RECORDS SUPPLIED =
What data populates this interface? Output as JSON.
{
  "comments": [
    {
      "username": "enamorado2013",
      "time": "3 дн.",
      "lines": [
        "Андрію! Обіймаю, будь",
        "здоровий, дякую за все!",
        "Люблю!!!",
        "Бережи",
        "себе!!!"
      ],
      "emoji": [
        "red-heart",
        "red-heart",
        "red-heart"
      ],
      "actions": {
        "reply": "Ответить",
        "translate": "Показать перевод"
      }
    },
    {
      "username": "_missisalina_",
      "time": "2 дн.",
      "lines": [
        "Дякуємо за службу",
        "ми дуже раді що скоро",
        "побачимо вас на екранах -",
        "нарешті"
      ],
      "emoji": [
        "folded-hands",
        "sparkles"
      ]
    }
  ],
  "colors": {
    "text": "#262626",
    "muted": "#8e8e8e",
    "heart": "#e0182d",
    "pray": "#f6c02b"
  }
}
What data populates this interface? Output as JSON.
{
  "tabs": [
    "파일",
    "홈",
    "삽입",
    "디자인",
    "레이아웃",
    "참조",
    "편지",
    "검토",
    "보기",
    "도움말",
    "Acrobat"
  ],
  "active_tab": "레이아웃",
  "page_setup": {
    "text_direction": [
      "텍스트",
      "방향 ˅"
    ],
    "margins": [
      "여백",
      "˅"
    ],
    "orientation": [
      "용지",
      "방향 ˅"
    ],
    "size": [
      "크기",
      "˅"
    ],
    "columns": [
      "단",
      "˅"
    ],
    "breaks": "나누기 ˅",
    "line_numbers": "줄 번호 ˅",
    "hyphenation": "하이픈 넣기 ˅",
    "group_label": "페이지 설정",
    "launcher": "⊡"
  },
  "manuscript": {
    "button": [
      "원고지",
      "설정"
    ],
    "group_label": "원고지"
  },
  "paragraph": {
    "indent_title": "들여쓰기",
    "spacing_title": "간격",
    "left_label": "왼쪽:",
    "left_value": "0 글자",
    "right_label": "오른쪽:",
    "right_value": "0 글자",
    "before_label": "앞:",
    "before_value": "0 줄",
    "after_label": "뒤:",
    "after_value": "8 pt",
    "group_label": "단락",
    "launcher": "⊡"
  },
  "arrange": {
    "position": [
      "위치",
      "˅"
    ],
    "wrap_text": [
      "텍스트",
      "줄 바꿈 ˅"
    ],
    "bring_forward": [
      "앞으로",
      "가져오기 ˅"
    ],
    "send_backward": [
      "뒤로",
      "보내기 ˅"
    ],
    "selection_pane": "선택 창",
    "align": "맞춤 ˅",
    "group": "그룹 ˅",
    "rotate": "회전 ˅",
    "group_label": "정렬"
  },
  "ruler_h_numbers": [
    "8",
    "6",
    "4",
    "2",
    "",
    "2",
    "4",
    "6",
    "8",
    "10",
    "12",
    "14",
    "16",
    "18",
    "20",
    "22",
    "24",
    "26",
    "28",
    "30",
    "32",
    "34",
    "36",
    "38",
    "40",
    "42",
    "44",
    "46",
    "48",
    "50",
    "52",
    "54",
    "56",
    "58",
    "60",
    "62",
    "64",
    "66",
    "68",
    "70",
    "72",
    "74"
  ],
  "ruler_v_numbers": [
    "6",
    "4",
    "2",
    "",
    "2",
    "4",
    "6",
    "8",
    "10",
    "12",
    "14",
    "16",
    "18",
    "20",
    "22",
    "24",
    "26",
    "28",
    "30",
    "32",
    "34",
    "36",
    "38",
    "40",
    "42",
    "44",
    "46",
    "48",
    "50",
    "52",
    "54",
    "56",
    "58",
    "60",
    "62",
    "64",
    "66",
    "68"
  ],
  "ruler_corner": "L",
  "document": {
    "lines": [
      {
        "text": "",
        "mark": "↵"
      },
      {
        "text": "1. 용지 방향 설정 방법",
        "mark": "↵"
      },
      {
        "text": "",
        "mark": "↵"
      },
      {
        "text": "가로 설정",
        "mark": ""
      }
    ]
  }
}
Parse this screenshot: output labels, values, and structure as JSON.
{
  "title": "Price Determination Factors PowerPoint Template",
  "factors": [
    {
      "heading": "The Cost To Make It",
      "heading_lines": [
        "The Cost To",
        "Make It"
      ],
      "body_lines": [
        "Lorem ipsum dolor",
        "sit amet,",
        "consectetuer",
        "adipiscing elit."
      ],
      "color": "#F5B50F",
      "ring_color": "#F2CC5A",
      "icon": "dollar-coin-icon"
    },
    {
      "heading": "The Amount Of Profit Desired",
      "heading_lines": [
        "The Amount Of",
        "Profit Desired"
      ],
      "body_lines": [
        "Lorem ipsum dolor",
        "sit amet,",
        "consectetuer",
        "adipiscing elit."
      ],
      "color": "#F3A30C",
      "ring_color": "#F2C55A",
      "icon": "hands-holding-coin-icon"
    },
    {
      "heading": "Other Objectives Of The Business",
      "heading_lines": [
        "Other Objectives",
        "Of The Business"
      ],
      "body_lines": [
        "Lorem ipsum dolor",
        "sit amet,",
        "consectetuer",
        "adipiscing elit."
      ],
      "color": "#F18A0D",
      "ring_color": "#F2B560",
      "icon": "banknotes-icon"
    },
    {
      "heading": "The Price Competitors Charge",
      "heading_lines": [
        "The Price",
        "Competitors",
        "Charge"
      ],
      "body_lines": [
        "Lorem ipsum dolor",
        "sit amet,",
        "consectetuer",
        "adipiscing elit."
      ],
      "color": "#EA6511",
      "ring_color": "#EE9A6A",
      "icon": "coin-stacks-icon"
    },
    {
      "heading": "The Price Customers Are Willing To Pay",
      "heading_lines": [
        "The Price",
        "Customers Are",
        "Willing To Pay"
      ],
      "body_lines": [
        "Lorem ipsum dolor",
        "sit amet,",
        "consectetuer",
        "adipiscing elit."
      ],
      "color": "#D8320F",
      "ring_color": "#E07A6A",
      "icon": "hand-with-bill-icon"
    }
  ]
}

OBJECTIVE = Extract the full listing above without altering anything.

ANSWER FOR THE TASK =
What data populates this interface? Output as JSON.
{
  "comments": [
    {
      "username": "enamorado2013",
      "time": "3 дн.",
      "lines": [
        "Андрію! Обіймаю, будь",
        "здоровий, дякую за все!",
        "Люблю!!!",
        "Бережи",
        "себе!!!"
      ],
      "emoji": [
        "red-heart",
        "red-heart",
        "red-heart"
      ],
      "actions": {
        "reply": "Ответить",
        "translate": "Показать перевод"
      }
    },
    {
      "username": "_missisalina_",
      "time": "2 дн.",
      "lines": [
        "Дякуємо за службу",
        "ми дуже раді що скоро",
        "побачимо вас на екранах -",
        "нарешті"
      ],
      "emoji": [
        "folded-hands",
        "sparkles"
      ]
    }
  ],
  "colors": {
    "text": "#262626",
    "muted": "#8e8e8e",
    "heart": "#e0182d",
    "pray": "#f6c02b"
  }
}
What data populates this interface? Output as JSON.
{
  "tabs": [
    "파일",
    "홈",
    "삽입",
    "디자인",
    "레이아웃",
    "참조",
    "편지",
    "검토",
    "보기",
    "도움말",
    "Acrobat"
  ],
  "active_tab": "레이아웃",
  "page_setup": {
    "text_direction": [
      "텍스트",
      "방향 ˅"
    ],
    "margins": [
      "여백",
      "˅"
    ],
    "orientation": [
      "용지",
      "방향 ˅"
    ],
    "size": [
      "크기",
      "˅"
    ],
    "columns": [
      "단",
      "˅"
    ],
    "breaks": "나누기 ˅",
    "line_numbers": "줄 번호 ˅",
    "hyphenation": "하이픈 넣기 ˅",
    "group_label": "페이지 설정",
    "launcher": "⊡"
  },
  "manuscript": {
    "button": [
      "원고지",
      "설정"
    ],
    "group_label": "원고지"
  },
  "paragraph": {
    "indent_title": "들여쓰기",
    "spacing_title": "간격",
    "left_label": "왼쪽:",
    "left_value": "0 글자",
    "right_label": "오른쪽:",
    "right_value": "0 글자",
    "before_label": "앞:",
    "before_value": "0 줄",
    "after_label": "뒤:",
    "after_value": "8 pt",
    "group_label": "단락",
    "launcher": "⊡"
  },
  "arrange": {
    "position": [
      "위치",
      "˅"
    ],
    "wrap_text": [
      "텍스트",
      "줄 바꿈 ˅"
    ],
    "bring_forward": [
      "앞으로",
      "가져오기 ˅"
    ],
    "send_backward": [
      "뒤로",
      "보내기 ˅"
    ],
    "selection_pane": "선택 창",
    "align": "맞춤 ˅",
    "group": "그룹 ˅",
    "rotate": "회전 ˅",
    "group_label": "정렬"
  },
  "ruler_h_numbers": [
    "8",
    "6",
    "4",
    "2",
    "",
    "2",
    "4",
    "6",
    "8",
    "10",
    "12",
    "14",
    "16",
    "18",
    "20",
    "22",
    "24",
    "26",
    "28",
    "30",
    "32",
    "34",
    "36",
    "38",
    "40",
    "42",
    "44",
    "46",
    "48",
    "50",
    "52",
    "54",
    "56",
    "58",
    "60",
    "62",
    "64",
    "66",
    "68",
    "70",
    "72",
    "74"
  ],
  "ruler_v_numbers": [
    "6",
    "4",
    "2",
    "",
    "2",
    "4",
    "6",
    "8",
    "10",
    "12",
    "14",
    "16",
    "18",
    "20",
    "22",
    "24",
    "26",
    "28",
    "30",
    "32",
    "34",
    "36",
    "38",
    "40",
    "42",
    "44",
    "46",
    "48",
    "50",
    "52",
    "54",
    "56",
    "58",
    "60",
    "62",
    "64",
    "66",
    "68"
  ],
  "ruler_corner": "L",
  "document": {
    "lines": [
      {
        "text": "",
        "mark": "↵"
      },
      {
        "text": "1. 용지 방향 설정 방법",
        "mark": "↵"
      },
      {
        "text": "",
        "mark": "↵"
      },
      {
        "text": "가로 설정",
        "mark": ""
      }
    ]
  }
}
Parse this screenshot: output labels, values, and structure as JSON.
{
  "title": "Price Determination Factors PowerPoint Template",
  "factors": [
    {
      "heading": "The Cost To Make It",
      "heading_lines": [
        "The Cost To",
        "Make It"
      ],
      "body_lines": [
        "Lorem ipsum dolor",
        "sit amet,",
        "consectetuer",
        "adipiscing elit."
      ],
      "color": "#F5B50F",
      "ring_color": "#F2CC5A",
      "icon": "dollar-coin-icon"
    },
    {
      "heading": "The Amount Of Profit Desired",
      "heading_lines": [
        "The Amount Of",
        "Profit Desired"
      ],
      "body_lines": [
        "Lorem ipsum dolor",
        "sit amet,",
        "consectetuer",
        "adipiscing elit."
      ],
      "color": "#F3A30C",
      "ring_color": "#F2C55A",
      "icon": "hands-holding-coin-icon"
    },
    {
      "heading": "Other Objectives Of The Business",
      "heading_lines": [
        "Other Objectives",
        "Of The Business"
      ],
      "body_lines": [
        "Lorem ipsum dolor",
        "sit amet,",
        "consectetuer",
        "adipiscing elit."
      ],
      "color": "#F18A0D",
      "ring_color": "#F2B560",
      "icon": "banknotes-icon"
    },
    {
      "heading": "The Price Competitors Charge",
      "heading_lines": [
        "The Price",
        "Competitors",
        "Charge"
      ],
      "body_lines": [
        "Lorem ipsum dolor",
        "sit amet,",
        "consectetuer",
        "adipiscing elit."
      ],
      "color": "#EA6511",
      "ring_color": "#EE9A6A",
      "icon": "coin-stacks-icon"
    },
    {
      "heading": "The Price Customers Are Willing To Pay",
      "heading_lines": [
        "The Price",
        "Customers Are",
        "Willing To Pay"
      ],
      "body_lines": [
        "Lorem ipsum dolor",
        "sit amet,",
        "consectetuer",
        "adipiscing elit."
      ],
      "color": "#D8320F",
      "ring_color": "#E07A6A",
      "icon": "hand-with-bill-icon"
    }
  ]
}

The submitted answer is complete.